▶ **WHAT TO DO**
For each line in the data below that holds "sunt", return a copy.

[Saved data entries]
* * * * * * *

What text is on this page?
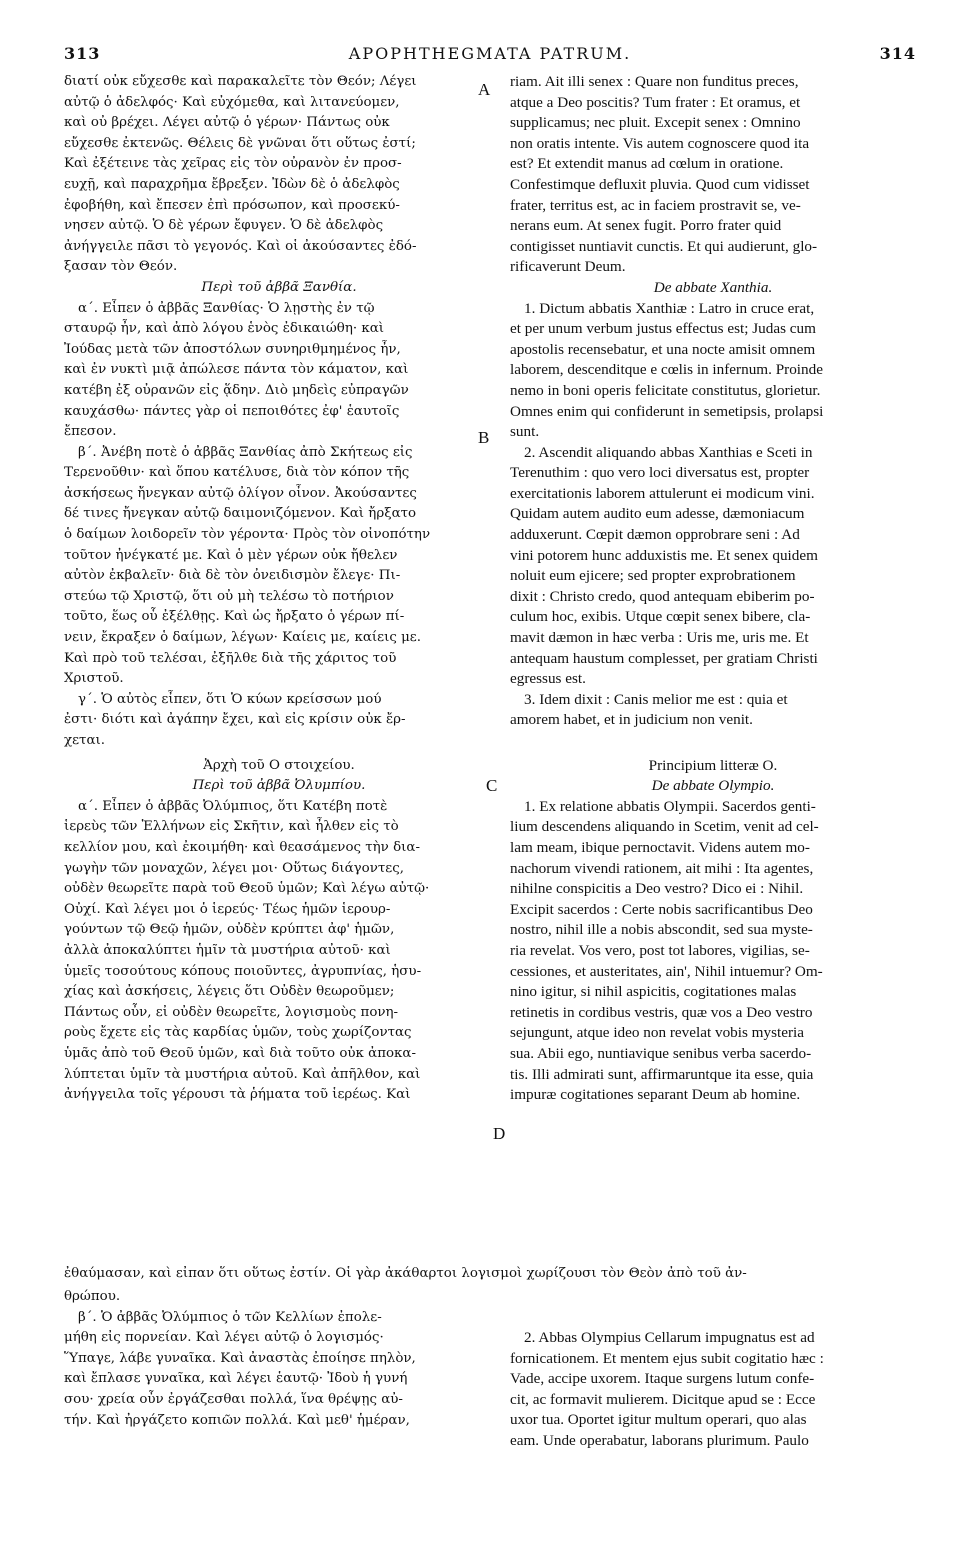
313	APOPHTHEGMATA PATRUM.	314
A
B
C
D
διατί οὐκ εὔχεσθε καὶ παρακαλεῖτε τὸν Θεόν; Λέγει
αὐτῷ ὁ ἀδελφός· Καὶ εὐχόμεθα, καὶ λιτανεύομεν,
καὶ οὐ βρέχει. Λέγει αὐτῷ ὁ γέρων· Πάντως οὐκ
εὔχεσθε ἐκτενῶς. Θέλεις δὲ γνῶναι ὅτι οὕτως ἐστί;
Καὶ ἐξέτεινε τὰς χεῖρας εἰς τὸν οὐρανὸν ἐν προσ-
ευχῇ, καὶ παραχρῆμα ἔβρεξεν. Ἰδὼν δὲ ὁ ἀδελφὸς
ἐφοβήθη, καὶ ἔπεσεν ἐπὶ πρόσωπον, καὶ προσεκύ-
νησεν αὐτῷ. Ὁ δὲ γέρων ἔφυγεν. Ὁ δὲ ἀδελφὸς
ἀνήγγειλε πᾶσι τὸ γεγονός. Καὶ οἱ ἀκούσαντες ἐδό-
ξασαν τὸν Θεόν.
Περὶ τοῦ ἀββᾶ Ξανθία.
α΄. Εἶπεν ὁ ἀββᾶς Ξανθίας· Ὁ λῃστὴς ἐν τῷ
σταυρῷ ἦν, καὶ ἀπὸ λόγου ἑνὸς ἐδικαιώθη· καὶ
Ἰούδας μετὰ τῶν ἀποστόλων συνηριθμημένος ἦν,
καὶ ἐν νυκτὶ μιᾷ ἀπώλεσε πάντα τὸν κάματον, καὶ
κατέβη ἐξ οὐρανῶν εἰς ᾅδην. Διὸ μηδεὶς εὐπραγῶν
καυχάσθω· πάντες γὰρ οἱ πεποιθότες ἐφ' ἑαυτοῖς
ἔπεσον.
β΄. Ἀνέβη ποτὲ ὁ ἀββᾶς Ξανθίας ἀπὸ Σκήτεως εἰς
Τερενοῦθιν· καὶ ὅπου κατέλυσε, διὰ τὸν κόπον τῆς
ἀσκήσεως ἤνεγκαν αὐτῷ ὀλίγον οἶνον. Ἀκούσαντες
δέ τινες ἤνεγκαν αὐτῷ δαιμονιζόμενον. Καὶ ἤρξατο
ὁ δαίμων λοιδορεῖν τὸν γέροντα· Πρὸς τὸν οἰνοπότην
τοῦτον ἠνέγκατέ με. Καὶ ὁ μὲν γέρων οὐκ ἤθελεν
αὐτὸν ἐκβαλεῖν· διὰ δὲ τὸν ὀνειδισμὸν ἔλεγε· Πι-
στεύω τῷ Χριστῷ, ὅτι οὐ μὴ τελέσω τὸ ποτήριον
τοῦτο, ἕως οὗ ἐξέλθῃς. Καὶ ὡς ἤρξατο ὁ γέρων πί-
νειν, ἔκραξεν ὁ δαίμων, λέγων· Καίεις με, καίεις με.
Καὶ πρὸ τοῦ τελέσαι, ἐξῆλθε διὰ τῆς χάριτος τοῦ
Χριστοῦ.
γ΄. Ὁ αὐτὸς εἶπεν, ὅτι Ὁ κύων κρείσσων μού
ἐστι· διότι καὶ ἀγάπην ἔχει, καὶ εἰς κρίσιν οὐκ ἔρ-
χεται.
Ἀρχὴ τοῦ Ο στοιχείου.
Περὶ τοῦ ἀββᾶ Ὀλυμπίου.
α΄. Εἶπεν ὁ ἀββᾶς Ὀλύμπιος, ὅτι Κατέβη ποτὲ
ἱερεὺς τῶν Ἑλλήνων εἰς Σκῆτιν, καὶ ἦλθεν εἰς τὸ
κελλίον μου, καὶ ἐκοιμήθη· καὶ θεασάμενος τὴν δια-
γωγὴν τῶν μοναχῶν, λέγει μοι· Οὕτως διάγοντες,
οὐδὲν θεωρεῖτε παρὰ τοῦ Θεοῦ ὑμῶν; Καὶ λέγω αὐτῷ·
Οὐχί. Καὶ λέγει μοι ὁ ἱερεύς· Τέως ἡμῶν ἱερουρ-
γούντων τῷ Θεῷ ἡμῶν, οὐδὲν κρύπτει ἀφ' ἡμῶν,
ἀλλὰ ἀποκαλύπτει ἡμῖν τὰ μυστήρια αὐτοῦ· καὶ
ὑμεῖς τοσούτους κόπους ποιοῦντες, ἀγρυπνίας, ἡσυ-
χίας καὶ ἀσκήσεις, λέγεις ὅτι Οὐδὲν θεωροῦμεν;
Πάντως οὖν, εἰ οὐδὲν θεωρεῖτε, λογισμοὺς πονη-
ροὺς ἔχετε εἰς τὰς καρδίας ὑμῶν, τοὺς χωρίζοντας
ὑμᾶς ἀπὸ τοῦ Θεοῦ ὑμῶν, καὶ διὰ τοῦτο οὐκ ἀποκα-
λύπτεται ὑμῖν τὰ μυστήρια αὐτοῦ. Καὶ ἀπῆλθον, καὶ
ἀνήγγειλα τοῖς γέρουσι τὰ ῥήματα τοῦ ἱερέως. Καὶ
ἐθαύμασαν, καὶ εἶπαν ὅτι οὕτως ἐστίν. Οἱ γὰρ ἀκάθαρτοι λογισμοὶ χωρίζουσι τὸν Θεὸν ἀπὸ τοῦ ἀν-
θρώπου.
β΄. Ὁ ἀββᾶς Ὀλύμπιος ὁ τῶν Κελλίων ἐπολε-
μήθη εἰς πορνείαν. Καὶ λέγει αὐτῷ ὁ λογισμός·
Ὕπαγε, λάβε γυναῖκα. Καὶ ἀναστὰς ἐποίησε πηλὸν,
καὶ ἔπλασε γυναῖκα, καὶ λέγει ἑαυτῷ· Ἰδοὺ ἡ γυνή
σου· χρεία οὖν ἐργάζεσθαι πολλά, ἵνα θρέψῃς αὐ-
τήν. Καὶ ἠργάζετο κοπιῶν πολλά. Καὶ μεθ' ἡμέραν,
riam. Ait illi senex : Quare non funditus preces,
atque a Deo poscitis? Tum frater : Et oramus, et
supplicamus; nec pluit. Excepit senex : Omnino
non oratis intente. Vis autem cognoscere quod ita
est? Et extendit manus ad cœlum in oratione.
Confestimque defluxit pluvia. Quod cum vidisset
frater, territus est, ac in faciem prostravit se, ve-
nerans eum. At senex fugit. Porro frater quid
contigisset nuntiavit cunctis. Et qui audierunt, glo-
rificaverunt Deum.
De abbate Xanthia.
1. Dictum abbatis Xanthiæ : Latro in cruce erat,
et per unum verbum justus effectus est; Judas cum
apostolis recensebatur, et una nocte amisit omnem
laborem, descenditque e cœlis in infernum. Proinde
nemo in boni operis felicitate constitutus, glorietur.
Omnes enim qui confiderunt in semetipsis, prolapsi
sunt.
2. Ascendit aliquando abbas Xanthias e Sceti in
Terenuthim : quo vero loci diversatus est, propter
exercitationis laborem attulerunt ei modicum vini.
Quidam autem audito eum adesse, dæmoniacum
adduxerunt. Cœpit dæmon opprobrare seni : Ad
vini potorem hunc adduxistis me. Et senex quidem
noluit eum ejicere; sed propter exprobrationem
dixit : Christo credo, quod antequam ebiberim po-
culum hoc, exibis. Utque cœpit senex bibere, cla-
mavit dæmon in hæc verba : Uris me, uris me. Et
antequam haustum complesset, per gratiam Christi
egressus est.
3. Idem dixit : Canis melior me est : quia et
amorem habet, et in judicium non venit.
Principium litteræ O.
De abbate Olympio.
1. Ex relatione abbatis Olympii. Sacerdos genti-
lium descendens aliquando in Scetim, venit ad cel-
lam meam, ibique pernoctavit. Videns autem mo-
nachorum vivendi rationem, ait mihi : Ita agentes,
nihilne conspicitis a Deo vestro? Dico ei : Nihil.
Excipit sacerdos : Certe nobis sacrificantibus Deo
nostro, nihil ille a nobis abscondit, sed sua myste-
ria revelat. Vos vero, post tot labores, vigilias, se-
cessiones, et austeritates, ain', Nihil intuemur? Om-
nino igitur, si nihil aspicitis, cogitationes malas
retinetis in cordibus vestris, quæ vos a Deo vestro
sejungunt, atque ideo non revelat vobis mysteria
sua. Abii ego, nuntiavique senibus verba sacerdo-
tis. Illi admirati sunt, affirmaruntque ita esse, quia
impuræ cogitationes separant Deum ab homine.
2. Abbas Olympius Cellarum impugnatus est ad
fornicationem. Et mentem ejus subit cogitatio hæc :
Vade, accipe uxorem. Itaque surgens lutum confe-
cit, ac formavit mulierem. Dicitque apud se : Ecce
uxor tua. Oportet igitur multum operari, quo alas
eam. Unde operabatur, laborans plurimum. Paulo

* * * * * * *

▶ **EXERCISE ANSWER**
sunt.
tis. Illi admirati sunt, affirmaruntque ita esse, quia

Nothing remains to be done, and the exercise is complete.